■ **WRITTEN TASKS**
**A.** From the table-merge detection text, list every score factor used in the Phase 2 confidence calculation, with the value given for each.
**B.** Duplicate a passage of the table-merge detection text word for word, starting at the words "style Merge fill:#90EE90" and ending after the words "of page breaks.".
**C.** Using the table-merge detection text, answer each question briefly:
(i) In Phase 1, what horizontal overlap ratio must two segments reach to pass Check 2?
(ii) In Phase 2, what confidence score is required before the tables are merged?
(iii) What purpose does the text give for the Position Check?

■ **PAGE EXTRACT**
────
Phase 1: Proximity Detection Schema¶

flowchart TD
    Start[Proximity Detection] --> Check1[Check 1: Position]

    Check1 --> C1A["📍 Segment 1<br/>y2 ≥ 80% of page<br/>(Close to bottom)"]
    Check1 --> C1B["📍 Segment 2<br/>y1 ≤ 15% of page<br/>(Close to top)"]
    C1A --> C1Result{Position OK?}
    C1B --> C1Result

    C1Result -->|Yes| Check2[Check 2: Horizontal Overlap]
    C1Result -->|No| Fail1[❌ Reject]

    Check2 --> C2Calc["Calculate Overlap<br/>Overlap = min(x2_1, x2_2) - max(x1_1, x1_2)<br/>Ratio = Overlap / max(width1, width2)"]
    C2Calc --> C2Result{Overlap ≥ 50%?}

    C2Result -->|Yes| Check3[Check 3: Gap Analysis]
    C2Result -->|No| Fail2[❌ Reject]

    Check3 --> C3Calc["Gap = (Page1_height - Seg1_y2) + Seg2_y1<br/>Gap Ratio = Gap / Page Height"]
    C3Calc --> C3Result{Gap ≤ 25%?}

    C3Result -->|Yes| Check4[Check 4: Width Similarity]
    C3Result -->|No| Fail3[❌ Reject]

    Check4 --> C4Calc["Width Diff = |width1 - width2|<br/>Ratio = Diff / max(width1, width2)"]
    C4Calc --> C4Result{Width Diff ≤ 20%?}

    C4Result -->|Yes| Pass[✅ All Checks Pass<br/>Proceed to Phase 2]
    C4Result -->|No| Fail4[❌ Reject]

    style Pass fill:#90EE90
    style Fail1 fill:#FFB6C1
    style Fail2 fill:#FFB6C1
    style Fail3 fill:#FFB6C1
    style Fail4 fill:#FFB6C1
    style Check1 fill:#FFE4B5
    style Check2 fill:#FFE4B5
    style Check3 fill:#FFE4B5
    style Check4 fill:#FFE4B5

Phase 2: Structural Validation Schema¶

flowchart TD
    Start[Structural Validation] --> Preprocess[Step 1: Image Preprocessing]

    Preprocess --> P1[RGB Image]
    P1 --> P2[Grayscale Conversion]
    P2 --> P3[CLAHE Enhancement]
    P3 --> P4[OTSU Thresholding]
    P4 --> P5[Morphological Operations]
    P5 --> P6["Enhanced Binary Image<br/>Ready for LSD"]

    P6 --> LSD[Step 2: LSD Column Detection]

    LSD --> LSD1["Segment 1<br/>Detect Vertical Lines"]
    LSD --> LSD2["Segment 2<br/>Detect Vertical Lines"]

    LSD1 --> Col1["Columns Detected<br/>Positions: 100, 250, 400, 550, 700<br/>Count: 5"]
    LSD2 --> Col2["Columns Detected<br/>Positions: 102, 248, 402, 552, 698<br/>Count: 5"]

    Col1 --> Compare[Step 3: Column Comparison]
    Col2 --> Compare

    Compare --> CountCheck{"Column Count<br/>Difference within Threshold?"}
    CountCheck -->|Yes| AlignCheck["Calculate Alignment<br/>Check position difference"]
    CountCheck -->|No| Reject1["Reject: Count Mismatch"]

    AlignCheck --> AlignResult["Alignment Score<br/>Aligned columns / Total columns<br/>Example: 5/5 = 100%"]
    AlignResult --> AlignCheck2{"Alignment >= 60%?"}

    AlignCheck2 -->|Yes| ConfCalc[Step 4: Confidence Calculation]
    AlignCheck2 -->|No| Reject2["Reject: Poor Alignment"]

    ConfCalc --> ConfFactors["Score Factors<br/>Column match: +0.3<br/>Alignment: +0.4<br/>Width similarity: +0.1<br/>Overlap: +0.2"]
    ConfFactors --> ConfScore{"Confidence >= 0.65?"}

    ConfScore -->|Yes| Merge["Merge Tables<br/>Confidence: 1.0"]
    ConfScore -->|No| Reject3["Reject: Low Confidence"]

    style Merge fill:#90EE90
    style Reject1 fill:#FFB6C1
    style Reject2 fill:#FFB6C1
    style Reject3 fill:#FFB6C1
    style Preprocess fill:#87CEEB
    style LSD fill:#DDA0DD

Phase-by-Phase Breakdown¶

Phase 1: Proximity Detection¶

1.1 Position Check¶

Purpose: Identify tables that are positioned at page boundaries, which is a strong indicator of page breaks.
────
■ **DATASET SECTION**
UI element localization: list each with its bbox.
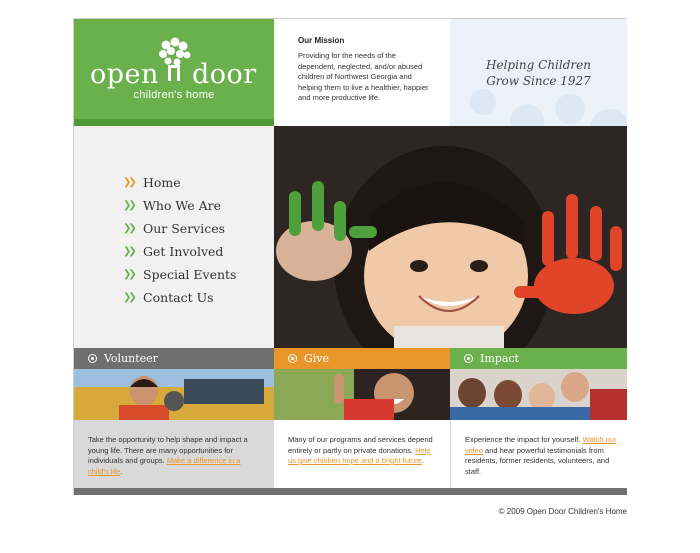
────
■ **PROBLEM SOLUTIONS**
**A.**
Column match: +0.3
Alignment: +0.4
Width similarity: +0.1
Overlap: +0.2

**B.**
style Merge fill:#90EE90
    style Reject1 fill:#FFB6C1
    style Reject2 fill:#FFB6C1
    style Reject3 fill:#FFB6C1
    style Preprocess fill:#87CEEB
    style LSD fill:#DDA0DD

Phase-by-Phase Breakdown¶

Phase 1: Proximity Detection¶

1.1 Position Check¶

Purpose: Identify tables that are positioned at page boundaries, which is a strong indicator of page breaks.

**C.**
(i) At least 50%.
(ii) At least 0.65.
(iii) To identify tables positioned at page boundaries, which strongly indicates page breaks.